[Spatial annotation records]

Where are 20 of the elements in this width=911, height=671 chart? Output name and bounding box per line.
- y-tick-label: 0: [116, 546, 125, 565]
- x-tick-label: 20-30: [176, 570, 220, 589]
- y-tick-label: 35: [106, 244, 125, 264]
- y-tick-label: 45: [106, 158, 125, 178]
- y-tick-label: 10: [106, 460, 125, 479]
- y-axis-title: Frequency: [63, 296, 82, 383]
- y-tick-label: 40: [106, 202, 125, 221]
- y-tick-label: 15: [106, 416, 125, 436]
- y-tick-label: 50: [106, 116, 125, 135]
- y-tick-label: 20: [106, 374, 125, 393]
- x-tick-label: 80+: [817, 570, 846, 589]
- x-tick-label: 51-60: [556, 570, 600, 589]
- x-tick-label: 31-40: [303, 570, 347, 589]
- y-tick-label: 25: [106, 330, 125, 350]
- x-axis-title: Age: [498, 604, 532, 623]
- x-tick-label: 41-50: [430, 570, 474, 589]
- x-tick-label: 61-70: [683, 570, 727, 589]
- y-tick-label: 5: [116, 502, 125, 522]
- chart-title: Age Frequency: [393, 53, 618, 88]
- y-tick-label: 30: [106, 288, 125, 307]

**Task statement:**
List each line in the data above that contains the string "chart". Uppercase and lowercase letters count as different.

**Exercise solution:**
Where are 20 of the elements in this width=911, height=671 chart? Output name and bounding box per line.
- chart-title: Age Frequency: [393, 53, 618, 88]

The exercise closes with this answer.